[Items listed in a dataset]
# # # # #
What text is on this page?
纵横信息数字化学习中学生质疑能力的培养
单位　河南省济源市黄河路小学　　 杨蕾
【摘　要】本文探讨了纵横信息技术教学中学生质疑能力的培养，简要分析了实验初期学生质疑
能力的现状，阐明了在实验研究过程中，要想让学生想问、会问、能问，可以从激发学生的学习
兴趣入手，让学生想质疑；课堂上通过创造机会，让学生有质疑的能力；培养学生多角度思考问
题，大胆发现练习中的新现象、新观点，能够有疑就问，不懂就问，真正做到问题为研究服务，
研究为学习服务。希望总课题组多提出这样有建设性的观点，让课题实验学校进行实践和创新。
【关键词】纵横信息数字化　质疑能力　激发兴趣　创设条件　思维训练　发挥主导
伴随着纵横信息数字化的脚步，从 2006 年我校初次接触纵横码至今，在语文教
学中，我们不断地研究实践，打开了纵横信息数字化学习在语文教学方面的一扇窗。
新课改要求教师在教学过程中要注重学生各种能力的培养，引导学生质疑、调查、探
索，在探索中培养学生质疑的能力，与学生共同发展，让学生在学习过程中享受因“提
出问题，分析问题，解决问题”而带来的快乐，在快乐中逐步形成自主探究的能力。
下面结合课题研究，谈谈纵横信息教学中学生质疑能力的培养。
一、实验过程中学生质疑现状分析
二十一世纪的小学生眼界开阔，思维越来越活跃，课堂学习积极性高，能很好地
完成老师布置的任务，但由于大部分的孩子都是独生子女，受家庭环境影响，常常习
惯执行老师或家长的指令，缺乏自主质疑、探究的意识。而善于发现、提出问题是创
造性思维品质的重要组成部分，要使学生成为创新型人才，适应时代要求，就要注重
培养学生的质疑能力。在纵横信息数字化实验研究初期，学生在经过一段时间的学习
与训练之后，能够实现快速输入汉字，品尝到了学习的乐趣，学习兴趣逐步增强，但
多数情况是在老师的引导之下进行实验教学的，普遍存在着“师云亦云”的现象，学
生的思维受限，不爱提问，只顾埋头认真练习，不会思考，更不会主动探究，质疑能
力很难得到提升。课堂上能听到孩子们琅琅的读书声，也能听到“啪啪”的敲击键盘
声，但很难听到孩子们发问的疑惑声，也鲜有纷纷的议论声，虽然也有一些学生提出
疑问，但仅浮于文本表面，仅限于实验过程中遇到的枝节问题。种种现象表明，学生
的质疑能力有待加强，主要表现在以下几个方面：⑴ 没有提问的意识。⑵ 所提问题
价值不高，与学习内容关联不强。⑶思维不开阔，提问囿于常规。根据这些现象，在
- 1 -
# # # # #
**Problem details:**
Using the data above, reproduce every line exactly.

**Exercise answer:**
What text is on this page?
纵横信息数字化学习中学生质疑能力的培养
单位　河南省济源市黄河路小学　　 杨蕾
【摘　要】本文探讨了纵横信息技术教学中学生质疑能力的培养，简要分析了实验初期学生质疑
能力的现状，阐明了在实验研究过程中，要想让学生想问、会问、能问，可以从激发学生的学习
兴趣入手，让学生想质疑；课堂上通过创造机会，让学生有质疑的能力；培养学生多角度思考问
题，大胆发现练习中的新现象、新观点，能够有疑就问，不懂就问，真正做到问题为研究服务，
研究为学习服务。希望总课题组多提出这样有建设性的观点，让课题实验学校进行实践和创新。
【关键词】纵横信息数字化　质疑能力　激发兴趣　创设条件　思维训练　发挥主导
伴随着纵横信息数字化的脚步，从 2006 年我校初次接触纵横码至今，在语文教
学中，我们不断地研究实践，打开了纵横信息数字化学习在语文教学方面的一扇窗。
新课改要求教师在教学过程中要注重学生各种能力的培养，引导学生质疑、调查、探
索，在探索中培养学生质疑的能力，与学生共同发展，让学生在学习过程中享受因“提
出问题，分析问题，解决问题”而带来的快乐，在快乐中逐步形成自主探究的能力。
下面结合课题研究，谈谈纵横信息教学中学生质疑能力的培养。
一、实验过程中学生质疑现状分析
二十一世纪的小学生眼界开阔，思维越来越活跃，课堂学习积极性高，能很好地
完成老师布置的任务，但由于大部分的孩子都是独生子女，受家庭环境影响，常常习
惯执行老师或家长的指令，缺乏自主质疑、探究的意识。而善于发现、提出问题是创
造性思维品质的重要组成部分，要使学生成为创新型人才，适应时代要求，就要注重
培养学生的质疑能力。在纵横信息数字化实验研究初期，学生在经过一段时间的学习
与训练之后，能够实现快速输入汉字，品尝到了学习的乐趣，学习兴趣逐步增强，但
多数情况是在老师的引导之下进行实验教学的，普遍存在着“师云亦云”的现象，学
生的思维受限，不爱提问，只顾埋头认真练习，不会思考，更不会主动探究，质疑能
力很难得到提升。课堂上能听到孩子们琅琅的读书声，也能听到“啪啪”的敲击键盘
声，但很难听到孩子们发问的疑惑声，也鲜有纷纷的议论声，虽然也有一些学生提出
疑问，但仅浮于文本表面，仅限于实验过程中遇到的枝节问题。种种现象表明，学生
的质疑能力有待加强，主要表现在以下几个方面：⑴ 没有提问的意识。⑵ 所提问题
价值不高，与学习内容关联不强。⑶思维不开阔，提问囿于常规。根据这些现象，在
- 1 -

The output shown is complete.